## What to do
Pictures do not belong in the copy; quote every entry below exactly.
*-*-*
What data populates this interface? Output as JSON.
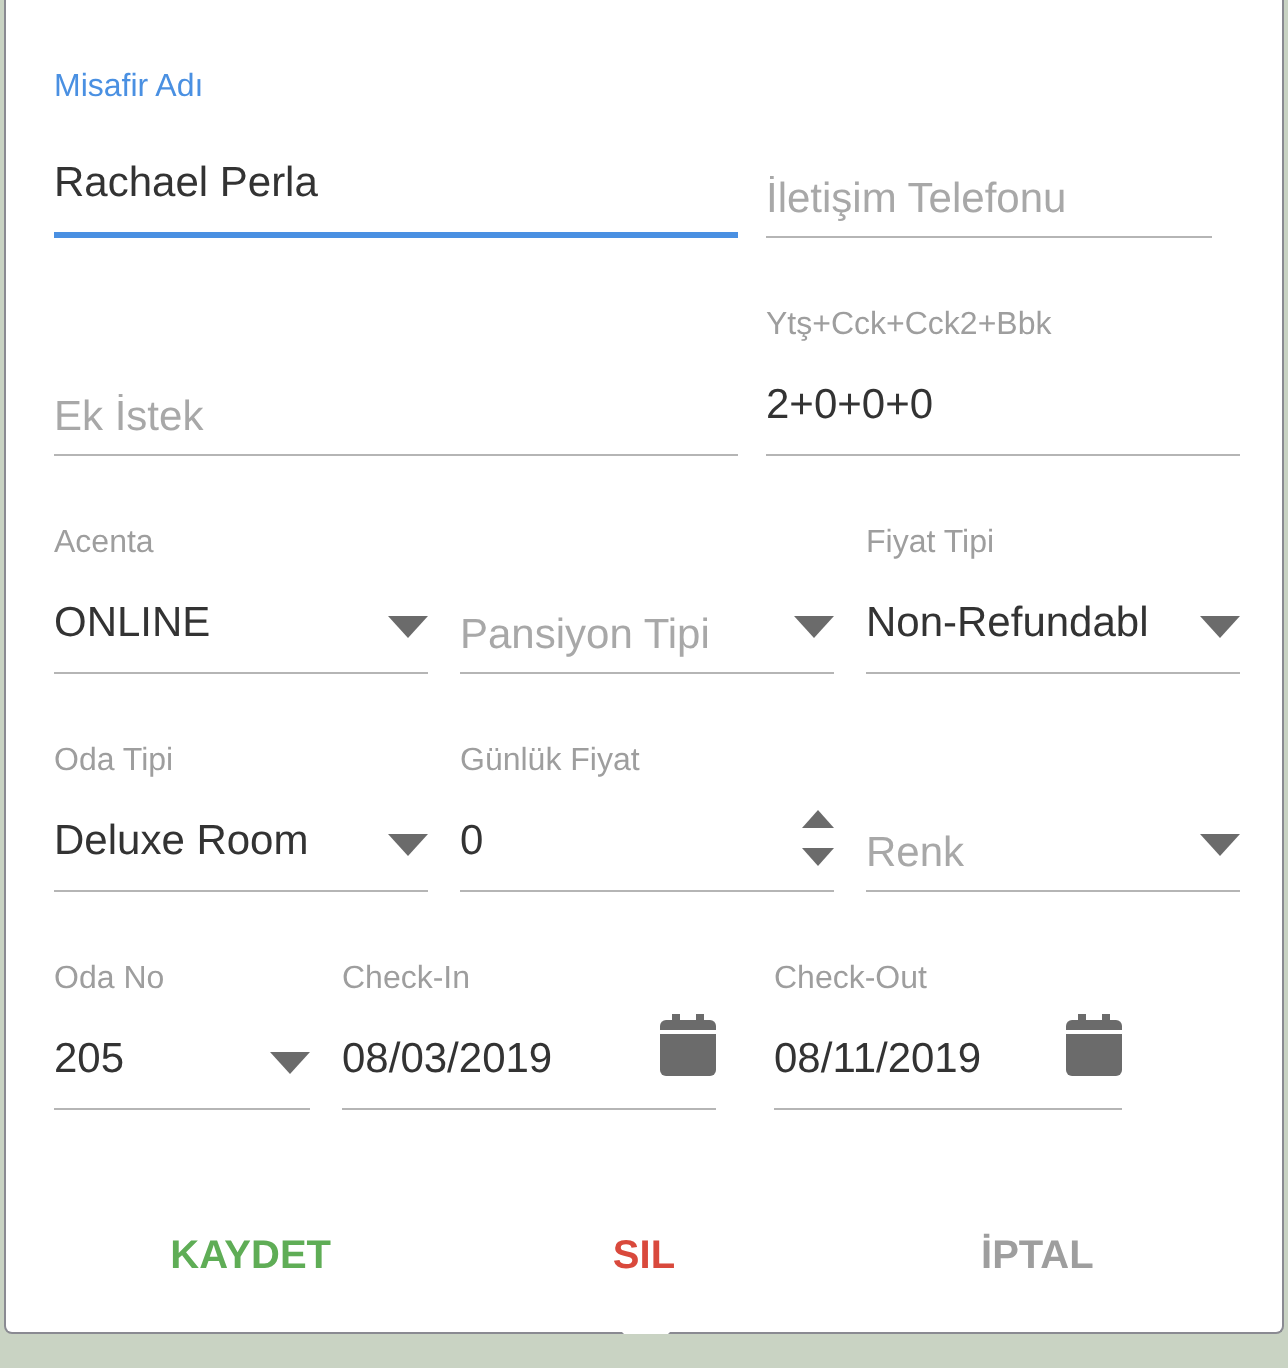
{
  "rows": [
    [
      {
        "kind": "text",
        "label": "Misafir Adı",
        "value": "Rachael Perla",
        "focused": true
      },
      {
        "kind": "text",
        "placeholder": "İletişim Telefonu",
        "focused": false
      }
    ],
    [
      {
        "kind": "text",
        "placeholder": "Ek İstek",
        "focused": false
      },
      {
        "kind": "text",
        "label": "Ytş+Cck+Cck2+Bbk",
        "value": "2+0+0+0",
        "focused": false
      }
    ],
    [
      {
        "kind": "select",
        "label": "Acenta",
        "value": "ONLINE",
        "focused": false
      },
      {
        "kind": "select",
        "placeholder": "Pansiyon Tipi",
        "focused": false
      },
      {
        "kind": "select",
        "label": "Fiyat Tipi",
        "value": "Non-Refundabl",
        "focused": false
      }
    ],
    [
      {
        "kind": "select",
        "label": "Oda Tipi",
        "value": "Deluxe Room",
        "focused": false
      },
      {
        "kind": "number",
        "label": "Günlük Fiyat",
        "value": "0",
        "focused": false
      },
      {
        "kind": "select",
        "placeholder": "Renk",
        "focused": false
      }
    ],
    [
      {
        "kind": "select",
        "label": "Oda No",
        "value": "205",
        "focused": false
      },
      {
        "kind": "date",
        "label": "Check-In",
        "value": "08/03/2019",
        "focused": false
      },
      {
        "kind": "date",
        "label": "Check-Out",
        "value": "08/11/2019",
        "focused": false
      }
    ]
  ],
  "buttons": [
    {
      "label": "KAYDET",
      "color": "#5fad56"
    },
    {
      "label": "SIL",
      "color": "#d9493c"
    },
    {
      "label": "İPTAL",
      "color": "#9e9e9e"
    }
  ]
}
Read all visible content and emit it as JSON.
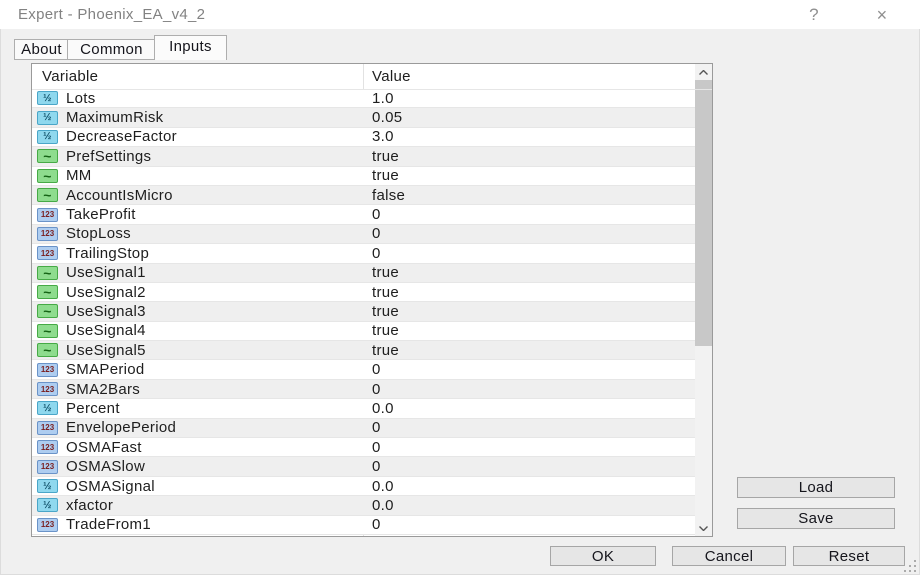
{
  "window": {
    "title": "Expert - Phoenix_EA_v4_2",
    "help_icon": "?",
    "close_icon": "×"
  },
  "tabs": [
    {
      "label": "About",
      "active": false
    },
    {
      "label": "Common",
      "active": false
    },
    {
      "label": "Inputs",
      "active": true
    }
  ],
  "table": {
    "columns": [
      "Variable",
      "Value"
    ],
    "icon_glyphs": {
      "double": "½",
      "int": "123",
      "bool": "~"
    },
    "rows": [
      {
        "type": "double",
        "name": "Lots",
        "value": "1.0"
      },
      {
        "type": "double",
        "name": "MaximumRisk",
        "value": "0.05"
      },
      {
        "type": "double",
        "name": "DecreaseFactor",
        "value": "3.0"
      },
      {
        "type": "bool",
        "name": "PrefSettings",
        "value": "true"
      },
      {
        "type": "bool",
        "name": "MM",
        "value": "true"
      },
      {
        "type": "bool",
        "name": "AccountIsMicro",
        "value": "false"
      },
      {
        "type": "int",
        "name": "TakeProfit",
        "value": "0"
      },
      {
        "type": "int",
        "name": "StopLoss",
        "value": "0"
      },
      {
        "type": "int",
        "name": "TrailingStop",
        "value": "0"
      },
      {
        "type": "bool",
        "name": "UseSignal1",
        "value": "true"
      },
      {
        "type": "bool",
        "name": "UseSignal2",
        "value": "true"
      },
      {
        "type": "bool",
        "name": "UseSignal3",
        "value": "true"
      },
      {
        "type": "bool",
        "name": "UseSignal4",
        "value": "true"
      },
      {
        "type": "bool",
        "name": "UseSignal5",
        "value": "true"
      },
      {
        "type": "int",
        "name": "SMAPeriod",
        "value": "0"
      },
      {
        "type": "int",
        "name": "SMA2Bars",
        "value": "0"
      },
      {
        "type": "double",
        "name": "Percent",
        "value": "0.0"
      },
      {
        "type": "int",
        "name": "EnvelopePeriod",
        "value": "0"
      },
      {
        "type": "int",
        "name": "OSMAFast",
        "value": "0"
      },
      {
        "type": "int",
        "name": "OSMASlow",
        "value": "0"
      },
      {
        "type": "double",
        "name": "OSMASignal",
        "value": "0.0"
      },
      {
        "type": "double",
        "name": "xfactor",
        "value": "0.0"
      },
      {
        "type": "int",
        "name": "TradeFrom1",
        "value": "0"
      }
    ]
  },
  "buttons": {
    "load": "Load",
    "save": "Save",
    "ok": "OK",
    "cancel": "Cancel",
    "reset": "Reset"
  },
  "colors": {
    "dialog_bg": "#f0f0f0",
    "titlebar_bg": "#ffffff",
    "row_stripe": "#efefef",
    "double_icon": "#8fd8ee",
    "int_icon": "#aecdf0",
    "bool_icon": "#8edc8e",
    "scroll_thumb": "#c8c8c8"
  }
}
*-*-*
## Answer to this exercise
What data populates this interface? Output as JSON.
{
  "rows": [
    [
      {
        "kind": "text",
        "label": "Misafir Adı",
        "value": "Rachael Perla",
        "focused": true
      },
      {
        "kind": "text",
        "placeholder": "İletişim Telefonu",
        "focused": false
      }
    ],
    [
      {
        "kind": "text",
        "placeholder": "Ek İstek",
        "focused": false
      },
      {
        "kind": "text",
        "label": "Ytş+Cck+Cck2+Bbk",
        "value": "2+0+0+0",
        "focused": false
      }
    ],
    [
      {
        "kind": "select",
        "label": "Acenta",
        "value": "ONLINE",
        "focused": false
      },
      {
        "kind": "select",
        "placeholder": "Pansiyon Tipi",
        "focused": false
      },
      {
        "kind": "select",
        "label": "Fiyat Tipi",
        "value": "Non-Refundabl",
        "focused": false
      }
    ],
    [
      {
        "kind": "select",
        "label": "Oda Tipi",
        "value": "Deluxe Room",
        "focused": false
      },
      {
        "kind": "number",
        "label": "Günlük Fiyat",
        "value": "0",
        "focused": false
      },
      {
        "kind": "select",
        "placeholder": "Renk",
        "focused": false
      }
    ],
    [
      {
        "kind": "select",
        "label": "Oda No",
        "value": "205",
        "focused": false
      },
      {
        "kind": "date",
        "label": "Check-In",
        "value": "08/03/2019",
        "focused": false
      },
      {
        "kind": "date",
        "label": "Check-Out",
        "value": "08/11/2019",
        "focused": false
      }
    ]
  ],
  "buttons": [
    {
      "label": "KAYDET",
      "color": "#5fad56"
    },
    {
      "label": "SIL",
      "color": "#d9493c"
    },
    {
      "label": "İPTAL",
      "color": "#9e9e9e"
    }
  ]
}
Read all visible content and emit it as JSON.
{
  "window": {
    "title": "Expert - Phoenix_EA_v4_2",
    "help_icon": "?",
    "close_icon": "×"
  },
  "tabs": [
    {
      "label": "About",
      "active": false
    },
    {
      "label": "Common",
      "active": false
    },
    {
      "label": "Inputs",
      "active": true
    }
  ],
  "table": {
    "columns": [
      "Variable",
      "Value"
    ],
    "icon_glyphs": {
      "double": "½",
      "int": "123",
      "bool": "~"
    },
    "rows": [
      {
        "type": "double",
        "name": "Lots",
        "value": "1.0"
      },
      {
        "type": "double",
        "name": "MaximumRisk",
        "value": "0.05"
      },
      {
        "type": "double",
        "name": "DecreaseFactor",
        "value": "3.0"
      },
      {
        "type": "bool",
        "name": "PrefSettings",
        "value": "true"
      },
      {
        "type": "bool",
        "name": "MM",
        "value": "true"
      },
      {
        "type": "bool",
        "name": "AccountIsMicro",
        "value": "false"
      },
      {
        "type": "int",
        "name": "TakeProfit",
        "value": "0"
      },
      {
        "type": "int",
        "name": "StopLoss",
        "value": "0"
      },
      {
        "type": "int",
        "name": "TrailingStop",
        "value": "0"
      },
      {
        "type": "bool",
        "name": "UseSignal1",
        "value": "true"
      },
      {
        "type": "bool",
        "name": "UseSignal2",
        "value": "true"
      },
      {
        "type": "bool",
        "name": "UseSignal3",
        "value": "true"
      },
      {
        "type": "bool",
        "name": "UseSignal4",
        "value": "true"
      },
      {
        "type": "bool",
        "name": "UseSignal5",
        "value": "true"
      },
      {
        "type": "int",
        "name": "SMAPeriod",
        "value": "0"
      },
      {
        "type": "int",
        "name": "SMA2Bars",
        "value": "0"
      },
      {
        "type": "double",
        "name": "Percent",
        "value": "0.0"
      },
      {
        "type": "int",
        "name": "EnvelopePeriod",
        "value": "0"
      },
      {
        "type": "int",
        "name": "OSMAFast",
        "value": "0"
      },
      {
        "type": "int",
        "name": "OSMASlow",
        "value": "0"
      },
      {
        "type": "double",
        "name": "OSMASignal",
        "value": "0.0"
      },
      {
        "type": "double",
        "name": "xfactor",
        "value": "0.0"
      },
      {
        "type": "int",
        "name": "TradeFrom1",
        "value": "0"
      }
    ]
  },
  "buttons": {
    "load": "Load",
    "save": "Save",
    "ok": "OK",
    "cancel": "Cancel",
    "reset": "Reset"
  },
  "colors": {
    "dialog_bg": "#f0f0f0",
    "titlebar_bg": "#ffffff",
    "row_stripe": "#efefef",
    "double_icon": "#8fd8ee",
    "int_icon": "#aecdf0",
    "bool_icon": "#8edc8e",
    "scroll_thumb": "#c8c8c8"
  }
}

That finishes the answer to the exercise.